TO BE DONE - Copy each line that holds "this".

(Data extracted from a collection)

··········

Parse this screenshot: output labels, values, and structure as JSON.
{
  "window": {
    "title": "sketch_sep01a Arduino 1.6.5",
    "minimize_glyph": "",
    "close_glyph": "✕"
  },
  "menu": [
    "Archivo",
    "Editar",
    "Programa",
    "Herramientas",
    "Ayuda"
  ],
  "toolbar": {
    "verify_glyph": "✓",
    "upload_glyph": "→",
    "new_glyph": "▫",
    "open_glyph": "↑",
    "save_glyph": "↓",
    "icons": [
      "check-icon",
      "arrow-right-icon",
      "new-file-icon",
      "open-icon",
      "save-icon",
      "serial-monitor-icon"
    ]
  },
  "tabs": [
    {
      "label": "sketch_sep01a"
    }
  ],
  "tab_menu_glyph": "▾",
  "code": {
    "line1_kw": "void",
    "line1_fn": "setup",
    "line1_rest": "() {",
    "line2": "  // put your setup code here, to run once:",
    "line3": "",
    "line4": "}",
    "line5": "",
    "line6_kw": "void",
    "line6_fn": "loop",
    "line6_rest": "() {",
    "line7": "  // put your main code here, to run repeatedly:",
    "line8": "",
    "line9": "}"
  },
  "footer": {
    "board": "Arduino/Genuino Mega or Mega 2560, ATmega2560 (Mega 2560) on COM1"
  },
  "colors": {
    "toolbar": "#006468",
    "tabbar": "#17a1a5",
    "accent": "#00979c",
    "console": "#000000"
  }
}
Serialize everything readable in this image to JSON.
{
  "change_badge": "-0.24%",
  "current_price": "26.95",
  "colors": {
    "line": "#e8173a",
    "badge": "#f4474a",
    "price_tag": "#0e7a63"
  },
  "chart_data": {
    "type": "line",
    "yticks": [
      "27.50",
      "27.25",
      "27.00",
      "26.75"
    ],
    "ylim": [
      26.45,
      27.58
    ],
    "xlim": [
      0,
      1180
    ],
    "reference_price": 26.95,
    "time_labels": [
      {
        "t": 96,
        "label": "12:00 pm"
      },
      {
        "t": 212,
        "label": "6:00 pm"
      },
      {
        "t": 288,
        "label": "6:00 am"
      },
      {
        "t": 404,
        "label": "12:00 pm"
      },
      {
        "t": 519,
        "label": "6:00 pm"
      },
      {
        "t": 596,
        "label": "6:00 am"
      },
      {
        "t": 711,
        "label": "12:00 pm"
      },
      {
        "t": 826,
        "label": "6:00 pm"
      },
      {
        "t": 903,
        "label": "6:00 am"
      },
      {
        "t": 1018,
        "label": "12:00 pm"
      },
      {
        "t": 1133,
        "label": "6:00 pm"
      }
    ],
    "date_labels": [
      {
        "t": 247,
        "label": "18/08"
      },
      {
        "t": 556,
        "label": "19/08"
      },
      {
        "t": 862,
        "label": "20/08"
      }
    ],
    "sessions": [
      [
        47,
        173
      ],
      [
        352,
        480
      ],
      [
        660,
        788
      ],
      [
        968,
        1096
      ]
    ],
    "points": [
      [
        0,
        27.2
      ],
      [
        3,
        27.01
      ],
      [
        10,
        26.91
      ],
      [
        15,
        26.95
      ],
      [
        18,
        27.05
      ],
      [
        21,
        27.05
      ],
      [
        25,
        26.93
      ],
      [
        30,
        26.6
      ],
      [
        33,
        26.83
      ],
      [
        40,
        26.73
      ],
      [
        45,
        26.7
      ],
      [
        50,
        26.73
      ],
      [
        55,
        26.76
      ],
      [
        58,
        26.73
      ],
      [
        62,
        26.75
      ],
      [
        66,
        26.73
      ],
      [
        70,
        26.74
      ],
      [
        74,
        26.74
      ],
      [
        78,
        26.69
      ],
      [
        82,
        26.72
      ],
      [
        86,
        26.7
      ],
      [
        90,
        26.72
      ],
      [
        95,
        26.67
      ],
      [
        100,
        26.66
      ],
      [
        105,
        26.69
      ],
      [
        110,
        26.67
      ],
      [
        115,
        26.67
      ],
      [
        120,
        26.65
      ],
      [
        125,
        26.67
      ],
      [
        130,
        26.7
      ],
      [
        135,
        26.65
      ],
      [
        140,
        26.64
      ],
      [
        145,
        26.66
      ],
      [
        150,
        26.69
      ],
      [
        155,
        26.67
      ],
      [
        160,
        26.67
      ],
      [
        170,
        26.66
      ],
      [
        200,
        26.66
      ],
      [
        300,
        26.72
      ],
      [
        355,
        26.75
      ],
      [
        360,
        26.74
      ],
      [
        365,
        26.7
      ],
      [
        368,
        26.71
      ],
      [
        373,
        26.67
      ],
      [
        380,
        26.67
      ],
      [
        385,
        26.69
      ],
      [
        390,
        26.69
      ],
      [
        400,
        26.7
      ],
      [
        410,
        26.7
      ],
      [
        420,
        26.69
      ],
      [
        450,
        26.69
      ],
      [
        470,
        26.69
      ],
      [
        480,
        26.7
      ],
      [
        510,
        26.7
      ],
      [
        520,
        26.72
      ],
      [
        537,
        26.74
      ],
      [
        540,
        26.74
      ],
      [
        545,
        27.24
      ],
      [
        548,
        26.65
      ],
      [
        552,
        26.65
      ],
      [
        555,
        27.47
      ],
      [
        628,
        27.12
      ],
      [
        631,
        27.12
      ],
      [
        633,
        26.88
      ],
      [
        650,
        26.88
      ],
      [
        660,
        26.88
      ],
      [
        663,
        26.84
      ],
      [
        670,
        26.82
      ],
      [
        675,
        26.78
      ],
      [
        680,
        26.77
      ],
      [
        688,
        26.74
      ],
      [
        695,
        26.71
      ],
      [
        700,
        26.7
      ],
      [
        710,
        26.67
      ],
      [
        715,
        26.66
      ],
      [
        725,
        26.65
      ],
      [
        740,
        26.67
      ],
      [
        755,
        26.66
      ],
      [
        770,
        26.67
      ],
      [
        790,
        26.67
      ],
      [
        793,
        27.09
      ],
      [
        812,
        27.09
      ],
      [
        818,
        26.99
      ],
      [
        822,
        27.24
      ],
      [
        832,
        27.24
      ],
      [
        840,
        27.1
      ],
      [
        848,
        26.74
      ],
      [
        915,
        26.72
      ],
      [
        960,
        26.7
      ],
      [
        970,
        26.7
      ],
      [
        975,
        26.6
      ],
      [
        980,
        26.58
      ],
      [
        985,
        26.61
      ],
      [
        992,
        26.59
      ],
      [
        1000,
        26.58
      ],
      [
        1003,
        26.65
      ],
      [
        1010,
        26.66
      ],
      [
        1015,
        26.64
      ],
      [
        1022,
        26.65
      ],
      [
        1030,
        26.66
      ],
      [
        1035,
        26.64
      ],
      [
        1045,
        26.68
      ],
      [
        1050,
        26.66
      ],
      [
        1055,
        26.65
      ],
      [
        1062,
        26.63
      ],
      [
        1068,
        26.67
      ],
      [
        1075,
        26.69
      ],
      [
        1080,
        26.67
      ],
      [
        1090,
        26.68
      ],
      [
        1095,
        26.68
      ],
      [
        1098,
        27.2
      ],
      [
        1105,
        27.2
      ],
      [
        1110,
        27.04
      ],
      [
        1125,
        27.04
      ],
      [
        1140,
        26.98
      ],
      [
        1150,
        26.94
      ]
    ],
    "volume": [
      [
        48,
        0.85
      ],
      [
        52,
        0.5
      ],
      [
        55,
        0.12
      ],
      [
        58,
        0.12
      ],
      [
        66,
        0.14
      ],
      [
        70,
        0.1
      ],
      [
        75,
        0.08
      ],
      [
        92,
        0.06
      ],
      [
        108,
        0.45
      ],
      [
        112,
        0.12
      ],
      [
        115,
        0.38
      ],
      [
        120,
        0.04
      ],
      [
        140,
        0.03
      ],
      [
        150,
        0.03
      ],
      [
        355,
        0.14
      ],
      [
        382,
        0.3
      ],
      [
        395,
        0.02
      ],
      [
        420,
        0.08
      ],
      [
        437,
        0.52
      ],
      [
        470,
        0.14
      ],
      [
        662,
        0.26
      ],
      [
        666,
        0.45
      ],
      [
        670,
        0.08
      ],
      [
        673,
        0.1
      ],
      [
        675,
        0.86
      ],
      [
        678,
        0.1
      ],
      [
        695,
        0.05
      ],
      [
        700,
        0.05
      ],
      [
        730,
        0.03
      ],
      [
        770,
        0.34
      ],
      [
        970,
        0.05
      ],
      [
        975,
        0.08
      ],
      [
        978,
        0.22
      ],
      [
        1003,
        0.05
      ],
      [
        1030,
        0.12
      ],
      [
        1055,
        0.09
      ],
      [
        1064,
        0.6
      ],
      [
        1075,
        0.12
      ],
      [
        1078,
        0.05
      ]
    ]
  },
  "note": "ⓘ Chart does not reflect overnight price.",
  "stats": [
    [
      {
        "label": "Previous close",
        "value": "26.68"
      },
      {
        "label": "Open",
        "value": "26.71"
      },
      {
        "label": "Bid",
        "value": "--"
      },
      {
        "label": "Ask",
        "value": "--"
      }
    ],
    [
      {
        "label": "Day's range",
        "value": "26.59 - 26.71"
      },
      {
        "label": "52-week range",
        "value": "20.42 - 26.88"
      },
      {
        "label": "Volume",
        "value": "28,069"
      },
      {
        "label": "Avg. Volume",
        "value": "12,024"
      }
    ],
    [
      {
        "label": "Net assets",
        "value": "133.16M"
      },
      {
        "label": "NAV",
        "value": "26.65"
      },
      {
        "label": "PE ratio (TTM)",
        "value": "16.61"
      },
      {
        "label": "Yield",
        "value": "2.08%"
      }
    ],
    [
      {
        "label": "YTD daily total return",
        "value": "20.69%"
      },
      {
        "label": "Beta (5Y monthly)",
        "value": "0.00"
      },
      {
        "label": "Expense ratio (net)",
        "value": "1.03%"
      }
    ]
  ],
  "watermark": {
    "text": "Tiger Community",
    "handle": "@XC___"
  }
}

··········

COMPLETE RESPONSE -
Parse this screenshot: output labels, values, and structure as JSON.
Serialize everything readable in this image to JSON.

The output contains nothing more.